- **Exercise objective**
Retype the material in full, keeping every word the same.

╭──

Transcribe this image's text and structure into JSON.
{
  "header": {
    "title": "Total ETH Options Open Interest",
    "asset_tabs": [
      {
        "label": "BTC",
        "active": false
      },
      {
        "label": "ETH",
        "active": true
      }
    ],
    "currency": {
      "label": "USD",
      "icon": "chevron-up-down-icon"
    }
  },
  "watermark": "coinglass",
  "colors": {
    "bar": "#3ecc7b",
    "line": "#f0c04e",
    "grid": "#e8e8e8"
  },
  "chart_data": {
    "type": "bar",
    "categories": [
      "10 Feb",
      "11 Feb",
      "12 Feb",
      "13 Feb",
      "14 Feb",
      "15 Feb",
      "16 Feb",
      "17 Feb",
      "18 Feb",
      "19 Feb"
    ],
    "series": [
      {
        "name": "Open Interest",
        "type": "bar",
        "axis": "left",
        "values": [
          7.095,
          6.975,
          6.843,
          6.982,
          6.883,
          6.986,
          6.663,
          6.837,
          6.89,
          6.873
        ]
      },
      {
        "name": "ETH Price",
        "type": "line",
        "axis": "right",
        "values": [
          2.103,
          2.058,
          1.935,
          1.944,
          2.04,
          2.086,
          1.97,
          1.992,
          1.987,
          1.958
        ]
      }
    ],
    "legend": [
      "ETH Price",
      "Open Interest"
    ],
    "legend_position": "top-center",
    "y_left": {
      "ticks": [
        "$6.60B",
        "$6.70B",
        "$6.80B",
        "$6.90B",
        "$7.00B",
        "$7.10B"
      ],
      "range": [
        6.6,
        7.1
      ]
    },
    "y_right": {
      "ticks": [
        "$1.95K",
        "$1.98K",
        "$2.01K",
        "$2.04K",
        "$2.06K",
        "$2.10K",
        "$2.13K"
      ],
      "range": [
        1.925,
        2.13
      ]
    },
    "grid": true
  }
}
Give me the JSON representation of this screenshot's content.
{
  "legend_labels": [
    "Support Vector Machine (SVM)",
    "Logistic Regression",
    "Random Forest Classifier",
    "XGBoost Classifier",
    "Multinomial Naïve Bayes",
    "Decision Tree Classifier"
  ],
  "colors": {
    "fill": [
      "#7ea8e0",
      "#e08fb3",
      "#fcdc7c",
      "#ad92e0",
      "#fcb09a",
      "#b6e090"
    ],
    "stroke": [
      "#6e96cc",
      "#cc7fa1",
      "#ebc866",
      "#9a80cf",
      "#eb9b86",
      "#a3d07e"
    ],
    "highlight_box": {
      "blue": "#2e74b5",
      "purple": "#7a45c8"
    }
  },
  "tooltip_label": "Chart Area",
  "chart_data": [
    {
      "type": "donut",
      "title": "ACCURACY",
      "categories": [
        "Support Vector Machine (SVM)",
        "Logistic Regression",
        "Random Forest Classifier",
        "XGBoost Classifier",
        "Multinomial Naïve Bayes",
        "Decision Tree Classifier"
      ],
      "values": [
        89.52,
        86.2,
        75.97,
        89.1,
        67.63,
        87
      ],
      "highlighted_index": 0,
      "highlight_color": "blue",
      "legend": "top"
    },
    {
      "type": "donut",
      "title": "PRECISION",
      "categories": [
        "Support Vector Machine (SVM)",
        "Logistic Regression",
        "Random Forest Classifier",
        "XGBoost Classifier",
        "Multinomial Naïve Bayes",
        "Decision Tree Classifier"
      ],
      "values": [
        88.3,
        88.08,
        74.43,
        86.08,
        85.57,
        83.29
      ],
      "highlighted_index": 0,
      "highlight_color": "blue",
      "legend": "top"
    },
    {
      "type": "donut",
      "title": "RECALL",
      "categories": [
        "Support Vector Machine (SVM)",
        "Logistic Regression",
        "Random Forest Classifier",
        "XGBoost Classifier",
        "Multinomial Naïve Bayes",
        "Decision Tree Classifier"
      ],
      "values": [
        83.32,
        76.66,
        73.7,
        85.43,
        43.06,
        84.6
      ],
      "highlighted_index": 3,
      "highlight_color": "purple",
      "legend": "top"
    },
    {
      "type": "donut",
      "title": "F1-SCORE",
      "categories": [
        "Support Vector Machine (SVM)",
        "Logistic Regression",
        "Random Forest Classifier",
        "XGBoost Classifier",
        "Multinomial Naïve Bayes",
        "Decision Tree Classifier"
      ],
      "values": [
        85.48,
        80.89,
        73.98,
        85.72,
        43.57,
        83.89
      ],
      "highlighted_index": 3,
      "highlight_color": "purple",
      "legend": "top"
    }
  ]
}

╰──

- **Answer below**
Transcribe this image's text and structure into JSON.
{
  "header": {
    "title": "Total ETH Options Open Interest",
    "asset_tabs": [
      {
        "label": "BTC",
        "active": false
      },
      {
        "label": "ETH",
        "active": true
      }
    ],
    "currency": {
      "label": "USD",
      "icon": "chevron-up-down-icon"
    }
  },
  "watermark": "coinglass",
  "colors": {
    "bar": "#3ecc7b",
    "line": "#f0c04e",
    "grid": "#e8e8e8"
  },
  "chart_data": {
    "type": "bar",
    "categories": [
      "10 Feb",
      "11 Feb",
      "12 Feb",
      "13 Feb",
      "14 Feb",
      "15 Feb",
      "16 Feb",
      "17 Feb",
      "18 Feb",
      "19 Feb"
    ],
    "series": [
      {
        "name": "Open Interest",
        "type": "bar",
        "axis": "left",
        "values": [
          7.095,
          6.975,
          6.843,
          6.982,
          6.883,
          6.986,
          6.663,
          6.837,
          6.89,
          6.873
        ]
      },
      {
        "name": "ETH Price",
        "type": "line",
        "axis": "right",
        "values": [
          2.103,
          2.058,
          1.935,
          1.944,
          2.04,
          2.086,
          1.97,
          1.992,
          1.987,
          1.958
        ]
      }
    ],
    "legend": [
      "ETH Price",
      "Open Interest"
    ],
    "legend_position": "top-center",
    "y_left": {
      "ticks": [
        "$6.60B",
        "$6.70B",
        "$6.80B",
        "$6.90B",
        "$7.00B",
        "$7.10B"
      ],
      "range": [
        6.6,
        7.1
      ]
    },
    "y_right": {
      "ticks": [
        "$1.95K",
        "$1.98K",
        "$2.01K",
        "$2.04K",
        "$2.06K",
        "$2.10K",
        "$2.13K"
      ],
      "range": [
        1.925,
        2.13
      ]
    },
    "grid": true
  }
}
Give me the JSON representation of this screenshot's content.
{
  "legend_labels": [
    "Support Vector Machine (SVM)",
    "Logistic Regression",
    "Random Forest Classifier",
    "XGBoost Classifier",
    "Multinomial Naïve Bayes",
    "Decision Tree Classifier"
  ],
  "colors": {
    "fill": [
      "#7ea8e0",
      "#e08fb3",
      "#fcdc7c",
      "#ad92e0",
      "#fcb09a",
      "#b6e090"
    ],
    "stroke": [
      "#6e96cc",
      "#cc7fa1",
      "#ebc866",
      "#9a80cf",
      "#eb9b86",
      "#a3d07e"
    ],
    "highlight_box": {
      "blue": "#2e74b5",
      "purple": "#7a45c8"
    }
  },
  "tooltip_label": "Chart Area",
  "chart_data": [
    {
      "type": "donut",
      "title": "ACCURACY",
      "categories": [
        "Support Vector Machine (SVM)",
        "Logistic Regression",
        "Random Forest Classifier",
        "XGBoost Classifier",
        "Multinomial Naïve Bayes",
        "Decision Tree Classifier"
      ],
      "values": [
        89.52,
        86.2,
        75.97,
        89.1,
        67.63,
        87
      ],
      "highlighted_index": 0,
      "highlight_color": "blue",
      "legend": "top"
    },
    {
      "type": "donut",
      "title": "PRECISION",
      "categories": [
        "Support Vector Machine (SVM)",
        "Logistic Regression",
        "Random Forest Classifier",
        "XGBoost Classifier",
        "Multinomial Naïve Bayes",
        "Decision Tree Classifier"
      ],
      "values": [
        88.3,
        88.08,
        74.43,
        86.08,
        85.57,
        83.29
      ],
      "highlighted_index": 0,
      "highlight_color": "blue",
      "legend": "top"
    },
    {
      "type": "donut",
      "title": "RECALL",
      "categories": [
        "Support Vector Machine (SVM)",
        "Logistic Regression",
        "Random Forest Classifier",
        "XGBoost Classifier",
        "Multinomial Naïve Bayes",
        "Decision Tree Classifier"
      ],
      "values": [
        83.32,
        76.66,
        73.7,
        85.43,
        43.06,
        84.6
      ],
      "highlighted_index": 3,
      "highlight_color": "purple",
      "legend": "top"
    },
    {
      "type": "donut",
      "title": "F1-SCORE",
      "categories": [
        "Support Vector Machine (SVM)",
        "Logistic Regression",
        "Random Forest Classifier",
        "XGBoost Classifier",
        "Multinomial Naïve Bayes",
        "Decision Tree Classifier"
      ],
      "values": [
        85.48,
        80.89,
        73.98,
        85.72,
        43.57,
        83.89
      ],
      "highlighted_index": 3,
      "highlight_color": "purple",
      "legend": "top"
    }
  ]
}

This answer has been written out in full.